▸ **Exercise prompt**:
Leave out the images and repeat the listing below without a single change.
*-*-*
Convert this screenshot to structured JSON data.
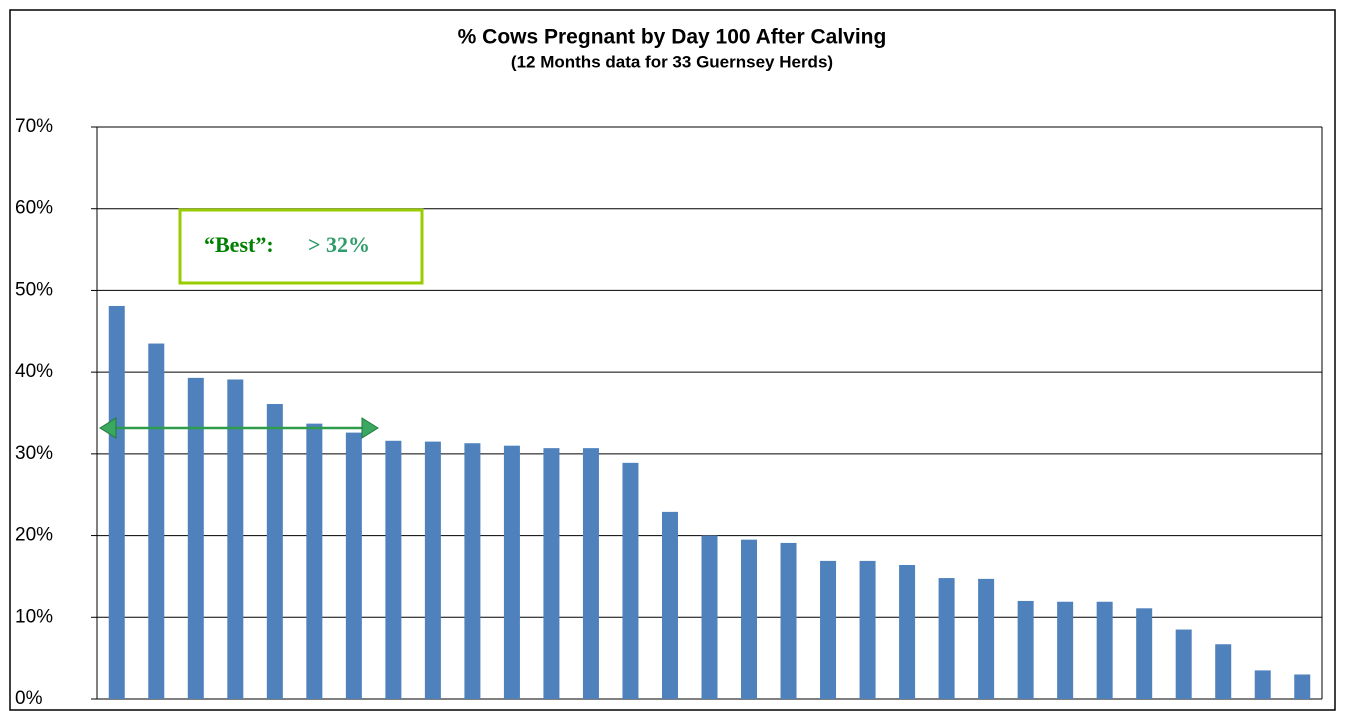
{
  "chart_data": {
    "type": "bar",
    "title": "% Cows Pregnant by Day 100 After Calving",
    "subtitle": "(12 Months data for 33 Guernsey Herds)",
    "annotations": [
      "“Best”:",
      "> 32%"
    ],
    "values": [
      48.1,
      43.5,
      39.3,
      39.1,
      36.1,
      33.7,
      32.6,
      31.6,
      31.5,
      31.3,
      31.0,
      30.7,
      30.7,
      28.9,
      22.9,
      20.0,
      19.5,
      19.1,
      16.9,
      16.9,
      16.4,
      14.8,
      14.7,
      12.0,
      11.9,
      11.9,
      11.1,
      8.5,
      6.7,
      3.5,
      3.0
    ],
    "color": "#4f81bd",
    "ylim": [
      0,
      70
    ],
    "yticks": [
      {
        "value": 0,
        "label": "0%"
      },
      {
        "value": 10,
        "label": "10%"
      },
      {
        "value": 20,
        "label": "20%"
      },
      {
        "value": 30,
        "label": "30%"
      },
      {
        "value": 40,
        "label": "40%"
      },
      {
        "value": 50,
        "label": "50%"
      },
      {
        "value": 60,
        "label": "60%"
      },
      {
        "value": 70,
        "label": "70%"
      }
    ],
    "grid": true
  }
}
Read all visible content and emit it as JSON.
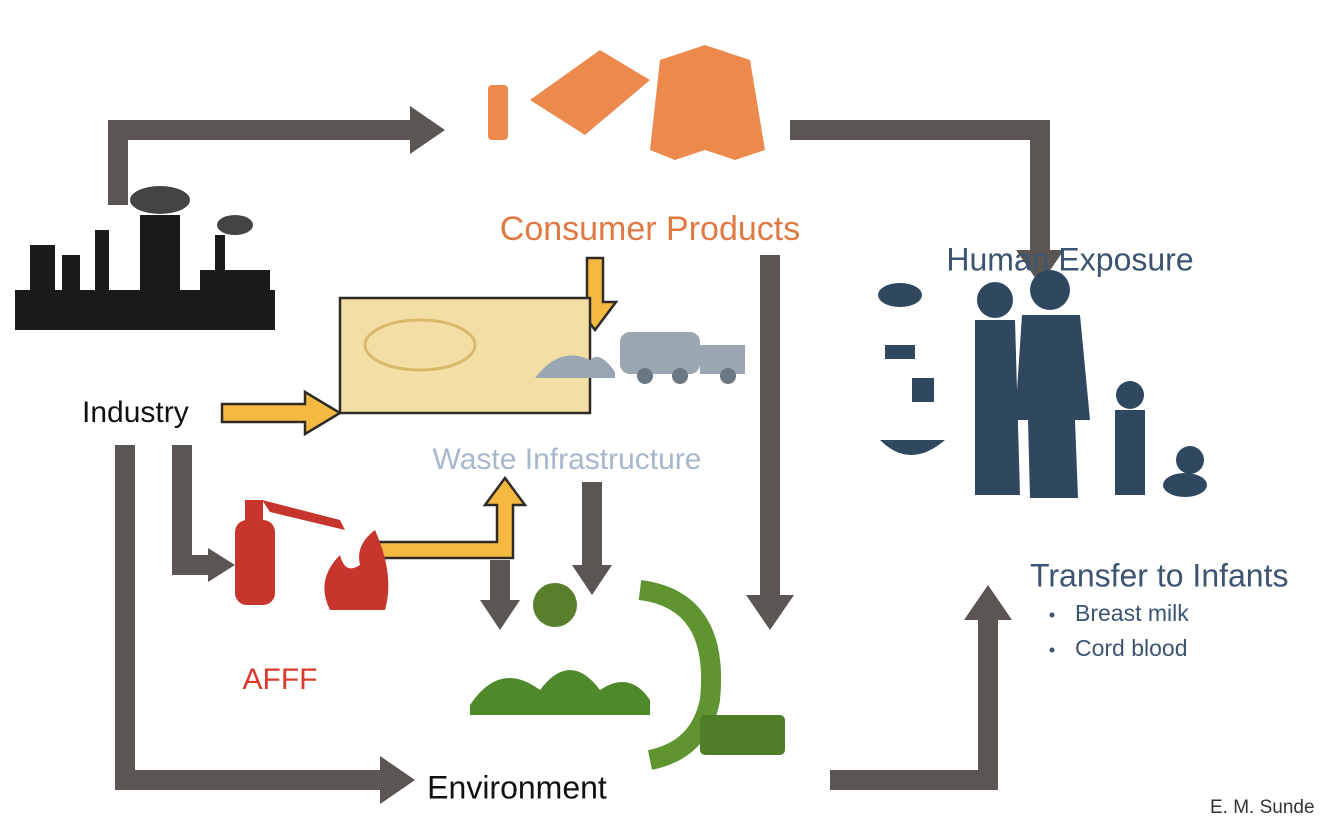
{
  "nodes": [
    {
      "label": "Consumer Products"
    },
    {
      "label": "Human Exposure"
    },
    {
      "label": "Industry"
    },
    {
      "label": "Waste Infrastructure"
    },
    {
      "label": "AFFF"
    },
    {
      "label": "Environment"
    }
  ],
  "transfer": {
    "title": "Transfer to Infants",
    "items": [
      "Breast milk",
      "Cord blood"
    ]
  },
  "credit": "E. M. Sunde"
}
*-*-*
▸ **Worked solution**:
Convert this screenshot to structured JSON data.
{
  "chart_data": {
    "type": "bar",
    "title": "% Cows Pregnant by Day 100 After Calving",
    "subtitle": "(12 Months data for 33 Guernsey Herds)",
    "annotations": [
      "“Best”:",
      "> 32%"
    ],
    "values": [
      48.1,
      43.5,
      39.3,
      39.1,
      36.1,
      33.7,
      32.6,
      31.6,
      31.5,
      31.3,
      31.0,
      30.7,
      30.7,
      28.9,
      22.9,
      20.0,
      19.5,
      19.1,
      16.9,
      16.9,
      16.4,
      14.8,
      14.7,
      12.0,
      11.9,
      11.9,
      11.1,
      8.5,
      6.7,
      3.5,
      3.0
    ],
    "color": "#4f81bd",
    "ylim": [
      0,
      70
    ],
    "yticks": [
      {
        "value": 0,
        "label": "0%"
      },
      {
        "value": 10,
        "label": "10%"
      },
      {
        "value": 20,
        "label": "20%"
      },
      {
        "value": 30,
        "label": "30%"
      },
      {
        "value": 40,
        "label": "40%"
      },
      {
        "value": 50,
        "label": "50%"
      },
      {
        "value": 60,
        "label": "60%"
      },
      {
        "value": 70,
        "label": "70%"
      }
    ],
    "grid": true
  }
}
Read all visible content and emit it as JSON.
{
  "nodes": [
    {
      "label": "Consumer Products"
    },
    {
      "label": "Human Exposure"
    },
    {
      "label": "Industry"
    },
    {
      "label": "Waste Infrastructure"
    },
    {
      "label": "AFFF"
    },
    {
      "label": "Environment"
    }
  ],
  "transfer": {
    "title": "Transfer to Infants",
    "items": [
      "Breast milk",
      "Cord blood"
    ]
  },
  "credit": "E. M. Sunde"
}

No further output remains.